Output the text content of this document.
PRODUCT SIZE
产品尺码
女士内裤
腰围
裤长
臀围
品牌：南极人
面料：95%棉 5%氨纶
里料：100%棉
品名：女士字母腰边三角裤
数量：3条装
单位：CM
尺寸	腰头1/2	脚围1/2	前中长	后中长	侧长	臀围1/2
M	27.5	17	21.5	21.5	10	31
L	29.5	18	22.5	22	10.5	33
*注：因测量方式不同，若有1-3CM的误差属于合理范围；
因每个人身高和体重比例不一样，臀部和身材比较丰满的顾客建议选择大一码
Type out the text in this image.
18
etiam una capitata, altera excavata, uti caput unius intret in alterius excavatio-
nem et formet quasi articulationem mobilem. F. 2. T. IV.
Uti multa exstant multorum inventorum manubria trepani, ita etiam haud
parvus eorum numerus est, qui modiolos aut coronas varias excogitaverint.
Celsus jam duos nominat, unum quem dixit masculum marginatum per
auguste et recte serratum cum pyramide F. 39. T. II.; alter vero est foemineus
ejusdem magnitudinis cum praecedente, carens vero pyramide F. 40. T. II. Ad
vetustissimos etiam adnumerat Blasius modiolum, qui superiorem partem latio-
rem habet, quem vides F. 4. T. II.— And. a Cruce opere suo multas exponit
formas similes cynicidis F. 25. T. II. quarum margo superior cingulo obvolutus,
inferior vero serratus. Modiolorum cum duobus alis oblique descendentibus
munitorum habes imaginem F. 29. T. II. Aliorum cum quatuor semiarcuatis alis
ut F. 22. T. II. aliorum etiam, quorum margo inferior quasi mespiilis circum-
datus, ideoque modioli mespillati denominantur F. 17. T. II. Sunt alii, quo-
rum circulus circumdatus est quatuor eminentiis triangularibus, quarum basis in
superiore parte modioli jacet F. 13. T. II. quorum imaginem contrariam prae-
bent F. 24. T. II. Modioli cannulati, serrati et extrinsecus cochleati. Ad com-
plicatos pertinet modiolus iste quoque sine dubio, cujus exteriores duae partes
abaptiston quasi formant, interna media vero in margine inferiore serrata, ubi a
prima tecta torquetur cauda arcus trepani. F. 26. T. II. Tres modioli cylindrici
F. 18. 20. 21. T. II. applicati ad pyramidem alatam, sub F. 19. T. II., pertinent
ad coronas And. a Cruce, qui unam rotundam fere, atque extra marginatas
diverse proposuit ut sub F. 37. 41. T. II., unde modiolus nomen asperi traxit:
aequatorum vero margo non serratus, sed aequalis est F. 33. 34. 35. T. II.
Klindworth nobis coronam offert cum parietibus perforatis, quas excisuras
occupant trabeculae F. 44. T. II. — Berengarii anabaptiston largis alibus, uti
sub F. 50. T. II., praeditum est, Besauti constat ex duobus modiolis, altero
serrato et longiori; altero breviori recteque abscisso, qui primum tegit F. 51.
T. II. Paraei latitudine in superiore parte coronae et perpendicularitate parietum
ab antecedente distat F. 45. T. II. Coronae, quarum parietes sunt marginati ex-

+ + + + +

WRITTEN PROBLEM:
Find the lines containing "quasi" and pull them out.

OUTPUT:
nem et formet quasi articulationem mobilem. F. 2. T. IV.
ut F. 22. T. II. aliorum etiam, quorum margo inferior quasi mespiilis circum-
abaptiston quasi formant, interna media vero in margine inferiore serrata, ubi a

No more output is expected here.